● **REQUIREMENTS**
Transcribe the records that follow in their entirety, omitting any pictures.

● **PROVIDED MATERIAL**
- - - - - - -

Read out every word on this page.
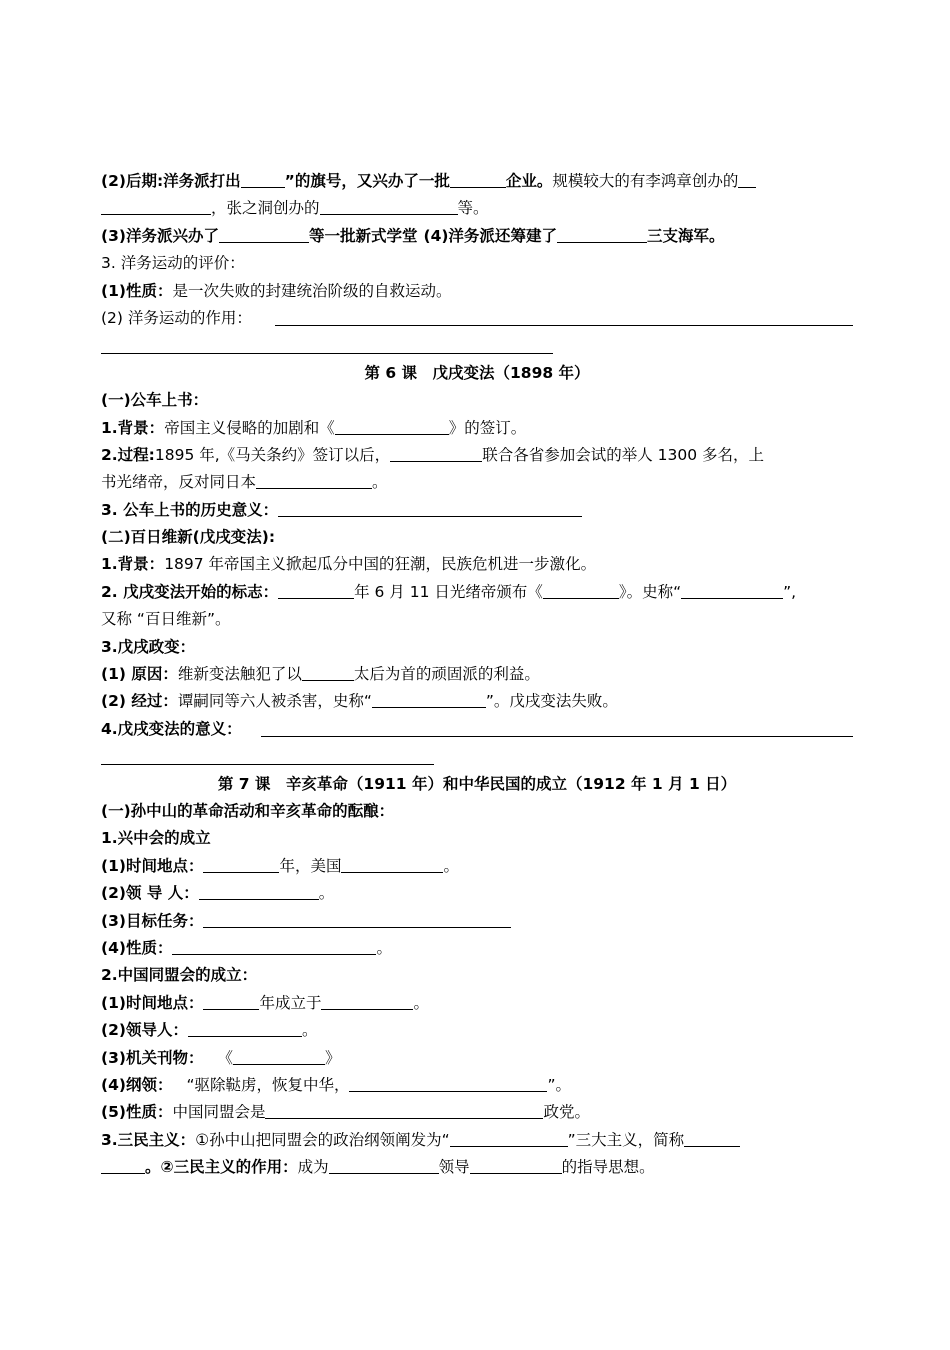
(2)后期:洋务派打出	”的旗号，又兴办了一批	企业。规模较大的有李鸿章创办的
，张之洞创办的	等。
(3)洋务派兴办了	等一批新式学堂 (4)洋务派还筹建了	三支海军。
3. 洋务运动的评价：
(1)性质：是一次失败的封建统治阶级的自救运动。
(2) 洋务运动的作用：
第 6 课　戊戌变法（1898 年）
(一)公车上书：
1.背景：帝国主义侵略的加剧和《	》的签订。
2.过程:1895 年,《马关条约》签订以后，	联合各省参加会试的举人 1300 多名，上
书光绪帝，反对同日本	。
3. 公车上书的历史意义：
(二)百日维新(戊戌变法):
1.背景：1897 年帝国主义掀起瓜分中国的狂潮，民族危机进一步激化。
2. 戊戌变法开始的标志：	年 6 月 11 日光绪帝颁布《	》。史称“	”,
又称 “百日维新”。
3.戊戌政变：
(1) 原因：维新变法触犯了以	太后为首的顽固派的利益。
(2) 经过：谭嗣同等六人被杀害，史称“	”。戊戌变法失败。
4.戊戌变法的意义：
第 7 课　辛亥革命（1911 年）和中华民国的成立（1912 年 1 月 1 日）
(一)孙中山的革命活动和辛亥革命的酝酿：
1.兴中会的成立
(1)时间地点：	年，美国	。
(2)领 导 人：	。
(3)目标任务：
(4)性质：	。
2.中国同盟会的成立：
(1)时间地点：	年成立于	。
(2)领导人：	。
(3)机关刊物： 《	》
(4)纲领： “驱除鞑虏，恢复中华，	”。
(5)性质：中国同盟会是	政党。
3.三民主义：①孙中山把同盟会的政治纲领阐发为“	”三大主义，简称
。②三民主义的作用：成为	领导	的指导思想。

- - - - - - -

● **EXERCISE RESPONSE**
Read out every word on this page.
(2)后期:洋务派打出	”的旗号，又兴办了一批	企业。规模较大的有李鸿章创办的
，张之洞创办的	等。
(3)洋务派兴办了	等一批新式学堂 (4)洋务派还筹建了	三支海军。
3. 洋务运动的评价：
(1)性质：是一次失败的封建统治阶级的自救运动。
(2) 洋务运动的作用：
第 6 课　戊戌变法（1898 年）
(一)公车上书：
1.背景：帝国主义侵略的加剧和《	》的签订。
2.过程:1895 年,《马关条约》签订以后，	联合各省参加会试的举人 1300 多名，上
书光绪帝，反对同日本	。
3. 公车上书的历史意义：
(二)百日维新(戊戌变法):
1.背景：1897 年帝国主义掀起瓜分中国的狂潮，民族危机进一步激化。
2. 戊戌变法开始的标志：	年 6 月 11 日光绪帝颁布《	》。史称“	”,
又称 “百日维新”。
3.戊戌政变：
(1) 原因：维新变法触犯了以	太后为首的顽固派的利益。
(2) 经过：谭嗣同等六人被杀害，史称“	”。戊戌变法失败。
4.戊戌变法的意义：
第 7 课　辛亥革命（1911 年）和中华民国的成立（1912 年 1 月 1 日）
(一)孙中山的革命活动和辛亥革命的酝酿：
1.兴中会的成立
(1)时间地点：	年，美国	。
(2)领 导 人：	。
(3)目标任务：
(4)性质：	。
2.中国同盟会的成立：
(1)时间地点：	年成立于	。
(2)领导人：	。
(3)机关刊物： 《	》
(4)纲领： “驱除鞑虏，恢复中华，	”。
(5)性质：中国同盟会是	政党。
3.三民主义：①孙中山把同盟会的政治纲领阐发为“	”三大主义，简称
。②三民主义的作用：成为	领导	的指导思想。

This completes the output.